## WRITTEN INSTRUCTION
Please extract every line in the listing below that contains the string "Mean", treating uppercase and lowercase as different.

Stored entries:
[Begin]

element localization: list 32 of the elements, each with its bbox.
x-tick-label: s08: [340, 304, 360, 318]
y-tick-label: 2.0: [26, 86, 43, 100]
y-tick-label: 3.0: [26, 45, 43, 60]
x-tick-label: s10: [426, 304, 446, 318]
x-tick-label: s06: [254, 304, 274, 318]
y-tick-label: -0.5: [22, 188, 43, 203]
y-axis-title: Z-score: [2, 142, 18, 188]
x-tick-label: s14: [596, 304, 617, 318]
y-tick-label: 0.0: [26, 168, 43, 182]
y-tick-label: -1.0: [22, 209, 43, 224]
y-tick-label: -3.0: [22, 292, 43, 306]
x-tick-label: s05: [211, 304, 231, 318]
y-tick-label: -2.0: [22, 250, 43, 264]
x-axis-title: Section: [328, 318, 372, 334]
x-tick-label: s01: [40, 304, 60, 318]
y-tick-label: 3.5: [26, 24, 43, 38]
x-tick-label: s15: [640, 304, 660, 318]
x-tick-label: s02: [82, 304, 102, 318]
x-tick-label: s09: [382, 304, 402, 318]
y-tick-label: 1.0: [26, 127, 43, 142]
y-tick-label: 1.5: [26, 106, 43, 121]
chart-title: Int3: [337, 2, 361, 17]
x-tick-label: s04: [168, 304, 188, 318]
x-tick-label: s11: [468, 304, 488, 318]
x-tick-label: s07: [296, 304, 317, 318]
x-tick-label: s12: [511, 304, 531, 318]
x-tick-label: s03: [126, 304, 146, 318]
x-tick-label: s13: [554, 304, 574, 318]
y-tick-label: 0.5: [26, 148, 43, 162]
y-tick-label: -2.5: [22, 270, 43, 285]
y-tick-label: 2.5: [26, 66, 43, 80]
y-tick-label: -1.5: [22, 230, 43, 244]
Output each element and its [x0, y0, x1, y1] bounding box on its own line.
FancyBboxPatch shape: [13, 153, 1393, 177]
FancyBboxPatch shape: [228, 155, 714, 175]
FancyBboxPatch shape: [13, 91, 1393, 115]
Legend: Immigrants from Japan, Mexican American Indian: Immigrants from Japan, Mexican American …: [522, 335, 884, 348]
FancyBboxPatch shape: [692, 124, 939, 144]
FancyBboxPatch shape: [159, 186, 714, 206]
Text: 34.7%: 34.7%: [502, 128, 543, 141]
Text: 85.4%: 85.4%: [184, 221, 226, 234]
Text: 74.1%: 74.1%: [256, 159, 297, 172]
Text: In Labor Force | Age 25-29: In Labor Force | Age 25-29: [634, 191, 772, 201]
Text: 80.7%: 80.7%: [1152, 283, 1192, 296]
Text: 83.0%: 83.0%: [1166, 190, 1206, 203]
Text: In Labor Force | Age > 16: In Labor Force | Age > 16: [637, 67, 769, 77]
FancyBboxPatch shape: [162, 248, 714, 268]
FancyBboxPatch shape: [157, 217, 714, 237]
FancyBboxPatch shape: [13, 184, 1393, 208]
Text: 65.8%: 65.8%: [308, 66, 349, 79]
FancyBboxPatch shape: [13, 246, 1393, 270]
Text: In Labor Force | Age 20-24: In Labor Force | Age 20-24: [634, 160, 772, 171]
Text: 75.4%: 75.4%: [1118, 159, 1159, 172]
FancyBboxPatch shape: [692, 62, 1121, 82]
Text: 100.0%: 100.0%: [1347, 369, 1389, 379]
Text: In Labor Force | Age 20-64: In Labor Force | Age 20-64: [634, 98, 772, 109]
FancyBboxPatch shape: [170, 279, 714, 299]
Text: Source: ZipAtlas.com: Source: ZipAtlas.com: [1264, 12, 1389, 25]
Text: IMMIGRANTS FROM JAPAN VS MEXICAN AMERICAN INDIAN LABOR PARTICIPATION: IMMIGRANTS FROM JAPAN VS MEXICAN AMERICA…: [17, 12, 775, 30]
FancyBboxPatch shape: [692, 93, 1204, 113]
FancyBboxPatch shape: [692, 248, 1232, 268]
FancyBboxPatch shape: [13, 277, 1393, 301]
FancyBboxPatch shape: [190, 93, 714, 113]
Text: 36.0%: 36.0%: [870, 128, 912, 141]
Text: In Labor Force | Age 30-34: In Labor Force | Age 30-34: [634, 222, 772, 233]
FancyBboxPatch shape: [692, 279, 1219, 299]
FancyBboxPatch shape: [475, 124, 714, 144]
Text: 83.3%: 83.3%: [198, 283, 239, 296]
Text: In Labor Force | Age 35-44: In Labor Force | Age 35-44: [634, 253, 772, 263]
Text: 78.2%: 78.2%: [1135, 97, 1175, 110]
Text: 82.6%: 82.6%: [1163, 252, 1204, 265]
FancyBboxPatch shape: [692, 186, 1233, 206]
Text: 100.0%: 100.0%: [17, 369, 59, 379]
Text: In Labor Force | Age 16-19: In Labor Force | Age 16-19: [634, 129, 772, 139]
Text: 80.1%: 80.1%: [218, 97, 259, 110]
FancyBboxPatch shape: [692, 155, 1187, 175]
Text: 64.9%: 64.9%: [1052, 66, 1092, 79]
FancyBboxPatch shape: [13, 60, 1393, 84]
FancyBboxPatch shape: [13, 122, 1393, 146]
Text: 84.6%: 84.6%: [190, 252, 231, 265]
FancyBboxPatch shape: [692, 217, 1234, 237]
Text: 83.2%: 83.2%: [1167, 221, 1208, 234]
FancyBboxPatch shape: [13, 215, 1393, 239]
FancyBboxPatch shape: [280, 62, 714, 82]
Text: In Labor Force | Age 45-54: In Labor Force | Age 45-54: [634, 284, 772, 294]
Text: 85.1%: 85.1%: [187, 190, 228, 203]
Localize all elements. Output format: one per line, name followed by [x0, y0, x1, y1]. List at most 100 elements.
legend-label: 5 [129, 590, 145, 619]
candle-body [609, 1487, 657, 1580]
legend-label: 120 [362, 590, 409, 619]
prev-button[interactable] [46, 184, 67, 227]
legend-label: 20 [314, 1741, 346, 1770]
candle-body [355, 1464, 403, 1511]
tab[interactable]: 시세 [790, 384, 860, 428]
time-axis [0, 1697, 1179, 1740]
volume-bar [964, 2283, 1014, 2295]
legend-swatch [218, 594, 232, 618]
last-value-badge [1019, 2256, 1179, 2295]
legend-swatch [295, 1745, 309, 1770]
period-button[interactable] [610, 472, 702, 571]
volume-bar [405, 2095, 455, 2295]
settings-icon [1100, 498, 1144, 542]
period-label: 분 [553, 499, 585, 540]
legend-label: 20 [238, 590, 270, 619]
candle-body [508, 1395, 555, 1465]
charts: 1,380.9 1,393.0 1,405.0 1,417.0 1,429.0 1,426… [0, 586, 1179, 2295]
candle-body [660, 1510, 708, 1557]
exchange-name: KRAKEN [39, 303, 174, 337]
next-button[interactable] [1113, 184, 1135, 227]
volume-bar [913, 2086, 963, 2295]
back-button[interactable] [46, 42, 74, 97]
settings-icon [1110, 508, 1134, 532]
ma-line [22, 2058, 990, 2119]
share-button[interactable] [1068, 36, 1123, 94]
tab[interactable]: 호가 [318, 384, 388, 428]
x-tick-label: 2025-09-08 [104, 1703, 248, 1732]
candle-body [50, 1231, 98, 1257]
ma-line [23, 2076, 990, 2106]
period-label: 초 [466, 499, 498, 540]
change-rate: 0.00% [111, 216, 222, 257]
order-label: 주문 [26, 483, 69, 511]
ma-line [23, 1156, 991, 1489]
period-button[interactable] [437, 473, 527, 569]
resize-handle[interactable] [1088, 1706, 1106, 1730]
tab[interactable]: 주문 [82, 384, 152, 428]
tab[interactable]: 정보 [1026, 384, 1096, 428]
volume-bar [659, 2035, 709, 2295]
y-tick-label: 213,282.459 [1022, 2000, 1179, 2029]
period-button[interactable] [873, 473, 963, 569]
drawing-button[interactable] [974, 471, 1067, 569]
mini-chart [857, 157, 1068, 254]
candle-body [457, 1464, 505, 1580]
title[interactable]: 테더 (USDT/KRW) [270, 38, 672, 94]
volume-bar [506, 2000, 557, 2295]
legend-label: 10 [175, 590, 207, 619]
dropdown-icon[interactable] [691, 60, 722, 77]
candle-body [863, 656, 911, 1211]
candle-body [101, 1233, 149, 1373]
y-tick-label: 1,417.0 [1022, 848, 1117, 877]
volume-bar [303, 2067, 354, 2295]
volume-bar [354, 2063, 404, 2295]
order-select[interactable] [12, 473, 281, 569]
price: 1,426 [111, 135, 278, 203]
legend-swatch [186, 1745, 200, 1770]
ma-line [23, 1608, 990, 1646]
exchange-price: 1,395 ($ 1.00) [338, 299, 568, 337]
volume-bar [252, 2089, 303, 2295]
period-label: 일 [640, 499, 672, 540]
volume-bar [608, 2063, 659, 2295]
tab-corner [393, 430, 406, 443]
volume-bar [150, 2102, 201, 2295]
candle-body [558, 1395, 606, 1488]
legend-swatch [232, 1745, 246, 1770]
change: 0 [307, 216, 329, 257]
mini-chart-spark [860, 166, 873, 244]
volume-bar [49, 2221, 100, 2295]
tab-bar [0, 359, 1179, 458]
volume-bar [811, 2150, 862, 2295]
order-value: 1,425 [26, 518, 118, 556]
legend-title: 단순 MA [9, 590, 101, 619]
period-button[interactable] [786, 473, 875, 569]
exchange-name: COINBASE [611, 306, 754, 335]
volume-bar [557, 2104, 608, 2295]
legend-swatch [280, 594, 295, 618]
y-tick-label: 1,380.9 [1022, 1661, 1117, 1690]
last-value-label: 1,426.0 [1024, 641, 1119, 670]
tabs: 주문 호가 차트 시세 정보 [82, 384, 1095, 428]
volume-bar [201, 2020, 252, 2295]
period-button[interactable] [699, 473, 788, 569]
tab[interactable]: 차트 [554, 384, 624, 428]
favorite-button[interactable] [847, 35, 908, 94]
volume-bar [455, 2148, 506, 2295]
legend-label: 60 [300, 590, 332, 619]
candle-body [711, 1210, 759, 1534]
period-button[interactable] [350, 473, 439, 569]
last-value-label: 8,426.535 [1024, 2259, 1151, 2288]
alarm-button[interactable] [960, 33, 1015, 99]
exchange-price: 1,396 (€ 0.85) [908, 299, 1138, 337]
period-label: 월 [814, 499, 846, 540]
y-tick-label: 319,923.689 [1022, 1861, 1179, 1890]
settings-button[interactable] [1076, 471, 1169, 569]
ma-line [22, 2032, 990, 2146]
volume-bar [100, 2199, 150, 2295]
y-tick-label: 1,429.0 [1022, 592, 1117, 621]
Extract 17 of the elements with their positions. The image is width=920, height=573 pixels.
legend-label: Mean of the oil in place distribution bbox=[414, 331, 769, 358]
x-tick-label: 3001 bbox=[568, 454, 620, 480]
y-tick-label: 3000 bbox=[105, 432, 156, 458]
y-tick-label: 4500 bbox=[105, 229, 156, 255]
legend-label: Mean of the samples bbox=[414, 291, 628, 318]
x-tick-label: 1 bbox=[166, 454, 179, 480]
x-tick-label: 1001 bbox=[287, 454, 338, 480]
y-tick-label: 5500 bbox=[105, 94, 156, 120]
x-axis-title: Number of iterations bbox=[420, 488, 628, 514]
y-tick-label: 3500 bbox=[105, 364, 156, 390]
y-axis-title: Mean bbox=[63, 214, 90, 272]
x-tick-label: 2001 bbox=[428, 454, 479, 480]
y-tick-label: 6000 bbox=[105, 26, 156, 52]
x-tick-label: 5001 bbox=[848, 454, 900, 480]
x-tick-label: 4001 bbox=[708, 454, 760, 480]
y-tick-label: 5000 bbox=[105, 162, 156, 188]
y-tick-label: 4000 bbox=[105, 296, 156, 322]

[End]

## SOLVED PROBLEM
legend-label: Mean of the oil in place distribution bbox=[414, 331, 769, 358]
legend-label: Mean of the samples bbox=[414, 291, 628, 318]
y-axis-title: Mean bbox=[63, 214, 90, 272]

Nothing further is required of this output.